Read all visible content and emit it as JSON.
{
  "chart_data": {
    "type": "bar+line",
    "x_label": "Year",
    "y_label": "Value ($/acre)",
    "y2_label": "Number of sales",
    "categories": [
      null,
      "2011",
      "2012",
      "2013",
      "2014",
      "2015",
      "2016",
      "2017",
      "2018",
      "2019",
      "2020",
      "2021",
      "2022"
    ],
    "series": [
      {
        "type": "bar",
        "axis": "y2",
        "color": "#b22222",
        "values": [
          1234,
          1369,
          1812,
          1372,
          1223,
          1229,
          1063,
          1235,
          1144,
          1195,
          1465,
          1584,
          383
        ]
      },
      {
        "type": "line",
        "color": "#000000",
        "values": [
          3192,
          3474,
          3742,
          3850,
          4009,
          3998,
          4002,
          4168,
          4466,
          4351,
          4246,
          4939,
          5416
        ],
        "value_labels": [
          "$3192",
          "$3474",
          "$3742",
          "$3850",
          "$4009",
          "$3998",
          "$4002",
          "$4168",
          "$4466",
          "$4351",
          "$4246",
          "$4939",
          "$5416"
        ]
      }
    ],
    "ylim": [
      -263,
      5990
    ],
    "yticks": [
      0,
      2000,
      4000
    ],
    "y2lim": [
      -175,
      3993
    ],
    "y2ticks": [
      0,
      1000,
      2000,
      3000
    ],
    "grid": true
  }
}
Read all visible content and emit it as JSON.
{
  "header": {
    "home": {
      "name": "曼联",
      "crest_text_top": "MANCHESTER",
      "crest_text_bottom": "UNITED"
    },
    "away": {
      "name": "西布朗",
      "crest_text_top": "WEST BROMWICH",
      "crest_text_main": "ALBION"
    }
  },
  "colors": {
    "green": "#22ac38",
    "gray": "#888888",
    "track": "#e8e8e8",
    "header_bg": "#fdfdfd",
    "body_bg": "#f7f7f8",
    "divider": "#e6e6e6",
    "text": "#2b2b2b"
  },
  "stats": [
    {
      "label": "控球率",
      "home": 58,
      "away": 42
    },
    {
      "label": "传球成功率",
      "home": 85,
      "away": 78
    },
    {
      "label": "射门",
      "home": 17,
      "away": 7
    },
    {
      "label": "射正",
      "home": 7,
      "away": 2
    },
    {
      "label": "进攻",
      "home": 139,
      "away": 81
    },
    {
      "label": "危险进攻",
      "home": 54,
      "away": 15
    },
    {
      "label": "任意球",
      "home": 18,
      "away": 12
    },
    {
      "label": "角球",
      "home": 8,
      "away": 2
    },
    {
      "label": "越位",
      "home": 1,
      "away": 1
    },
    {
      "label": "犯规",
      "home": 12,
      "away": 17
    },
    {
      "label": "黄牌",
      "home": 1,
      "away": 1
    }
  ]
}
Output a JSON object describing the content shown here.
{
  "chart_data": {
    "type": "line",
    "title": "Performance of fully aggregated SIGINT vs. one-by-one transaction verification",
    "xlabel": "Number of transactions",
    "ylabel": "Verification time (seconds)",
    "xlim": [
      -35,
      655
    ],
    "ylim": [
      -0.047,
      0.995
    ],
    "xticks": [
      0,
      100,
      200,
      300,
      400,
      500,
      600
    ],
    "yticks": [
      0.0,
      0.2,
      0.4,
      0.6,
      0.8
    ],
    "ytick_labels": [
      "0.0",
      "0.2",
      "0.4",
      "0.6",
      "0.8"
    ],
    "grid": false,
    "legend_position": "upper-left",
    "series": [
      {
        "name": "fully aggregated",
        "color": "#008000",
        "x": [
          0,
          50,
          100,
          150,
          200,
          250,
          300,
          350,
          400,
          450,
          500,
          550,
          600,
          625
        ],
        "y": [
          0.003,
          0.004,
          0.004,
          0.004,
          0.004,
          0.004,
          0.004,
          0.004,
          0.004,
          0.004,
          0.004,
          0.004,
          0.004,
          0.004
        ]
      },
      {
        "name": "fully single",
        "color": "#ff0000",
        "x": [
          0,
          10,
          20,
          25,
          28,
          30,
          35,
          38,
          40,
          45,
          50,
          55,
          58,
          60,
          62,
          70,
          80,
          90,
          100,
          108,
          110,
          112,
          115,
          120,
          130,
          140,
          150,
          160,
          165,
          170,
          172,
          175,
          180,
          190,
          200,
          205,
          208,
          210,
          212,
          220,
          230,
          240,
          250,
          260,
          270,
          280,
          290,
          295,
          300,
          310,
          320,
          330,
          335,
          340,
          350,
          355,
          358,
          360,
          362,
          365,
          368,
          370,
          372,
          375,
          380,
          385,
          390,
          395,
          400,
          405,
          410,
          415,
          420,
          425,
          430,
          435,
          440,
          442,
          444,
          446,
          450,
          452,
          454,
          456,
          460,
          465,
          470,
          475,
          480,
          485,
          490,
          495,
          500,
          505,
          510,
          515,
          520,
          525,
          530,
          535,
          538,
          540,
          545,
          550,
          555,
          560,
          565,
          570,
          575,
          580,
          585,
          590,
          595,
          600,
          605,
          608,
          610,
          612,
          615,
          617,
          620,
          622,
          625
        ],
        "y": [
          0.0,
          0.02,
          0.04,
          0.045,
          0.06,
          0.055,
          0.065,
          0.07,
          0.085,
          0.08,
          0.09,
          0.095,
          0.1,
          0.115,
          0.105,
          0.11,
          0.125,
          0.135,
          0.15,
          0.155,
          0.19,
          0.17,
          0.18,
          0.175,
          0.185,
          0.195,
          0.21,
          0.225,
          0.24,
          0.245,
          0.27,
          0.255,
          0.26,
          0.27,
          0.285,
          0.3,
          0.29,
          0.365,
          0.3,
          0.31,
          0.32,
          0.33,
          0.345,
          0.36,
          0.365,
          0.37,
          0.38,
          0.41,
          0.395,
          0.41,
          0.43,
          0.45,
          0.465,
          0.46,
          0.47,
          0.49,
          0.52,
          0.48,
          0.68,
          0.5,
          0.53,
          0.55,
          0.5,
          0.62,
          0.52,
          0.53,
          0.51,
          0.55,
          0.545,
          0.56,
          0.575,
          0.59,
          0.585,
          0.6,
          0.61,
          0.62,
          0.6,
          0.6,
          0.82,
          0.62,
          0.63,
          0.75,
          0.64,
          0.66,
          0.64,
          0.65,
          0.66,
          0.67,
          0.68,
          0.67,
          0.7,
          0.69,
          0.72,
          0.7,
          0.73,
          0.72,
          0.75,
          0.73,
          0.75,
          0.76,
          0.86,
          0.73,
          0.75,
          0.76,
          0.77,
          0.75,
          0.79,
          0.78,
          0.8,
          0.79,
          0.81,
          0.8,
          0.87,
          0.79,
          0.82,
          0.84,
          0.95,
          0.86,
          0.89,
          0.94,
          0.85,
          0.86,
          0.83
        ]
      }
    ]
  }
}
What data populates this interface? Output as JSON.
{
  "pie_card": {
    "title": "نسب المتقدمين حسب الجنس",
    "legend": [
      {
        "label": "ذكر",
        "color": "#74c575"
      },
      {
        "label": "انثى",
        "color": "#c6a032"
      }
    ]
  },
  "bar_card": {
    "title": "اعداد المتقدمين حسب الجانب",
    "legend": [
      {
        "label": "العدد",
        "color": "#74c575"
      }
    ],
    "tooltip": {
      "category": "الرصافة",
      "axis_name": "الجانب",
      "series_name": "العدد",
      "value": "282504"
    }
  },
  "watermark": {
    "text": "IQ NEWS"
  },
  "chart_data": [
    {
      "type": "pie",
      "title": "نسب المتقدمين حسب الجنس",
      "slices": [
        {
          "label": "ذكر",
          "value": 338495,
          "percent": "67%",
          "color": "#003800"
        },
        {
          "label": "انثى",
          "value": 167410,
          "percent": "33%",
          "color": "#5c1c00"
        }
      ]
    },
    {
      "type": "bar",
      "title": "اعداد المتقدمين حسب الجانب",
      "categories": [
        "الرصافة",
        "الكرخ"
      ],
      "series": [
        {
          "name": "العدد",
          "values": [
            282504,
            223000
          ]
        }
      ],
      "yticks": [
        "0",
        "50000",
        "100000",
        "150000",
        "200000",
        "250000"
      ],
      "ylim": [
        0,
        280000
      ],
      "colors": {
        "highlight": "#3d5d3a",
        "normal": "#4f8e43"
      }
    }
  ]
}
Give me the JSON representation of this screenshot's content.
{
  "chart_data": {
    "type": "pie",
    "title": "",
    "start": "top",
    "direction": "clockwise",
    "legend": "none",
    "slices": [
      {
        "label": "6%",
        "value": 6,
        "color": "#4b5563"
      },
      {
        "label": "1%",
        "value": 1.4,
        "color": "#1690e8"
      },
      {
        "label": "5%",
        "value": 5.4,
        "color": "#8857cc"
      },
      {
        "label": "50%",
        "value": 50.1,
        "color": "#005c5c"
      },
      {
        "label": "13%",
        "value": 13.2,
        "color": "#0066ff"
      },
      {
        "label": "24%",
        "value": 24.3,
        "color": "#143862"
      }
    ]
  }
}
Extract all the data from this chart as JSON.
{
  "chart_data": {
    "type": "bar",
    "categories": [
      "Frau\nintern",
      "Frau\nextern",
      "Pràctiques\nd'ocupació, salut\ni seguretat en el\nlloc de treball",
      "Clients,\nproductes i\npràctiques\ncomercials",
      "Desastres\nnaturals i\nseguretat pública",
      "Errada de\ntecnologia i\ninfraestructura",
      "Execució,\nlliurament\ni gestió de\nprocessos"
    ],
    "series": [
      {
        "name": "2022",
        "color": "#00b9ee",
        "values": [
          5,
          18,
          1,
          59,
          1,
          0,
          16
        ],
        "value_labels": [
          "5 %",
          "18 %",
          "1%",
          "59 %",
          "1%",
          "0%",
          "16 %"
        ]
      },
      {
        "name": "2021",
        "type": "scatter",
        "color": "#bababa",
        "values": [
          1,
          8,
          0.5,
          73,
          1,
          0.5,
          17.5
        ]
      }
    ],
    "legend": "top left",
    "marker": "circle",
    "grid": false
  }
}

• • •

Task description: Check each line of the records above for the string "المتقدمين", and report every line that has it.

Right answer:
    "title": "نسب المتقدمين حسب الجنس",
    "title": "اعداد المتقدمين حسب الجانب",
      "title": "نسب المتقدمين حسب الجنس",
      "title": "اعداد المتقدمين حسب الجانب",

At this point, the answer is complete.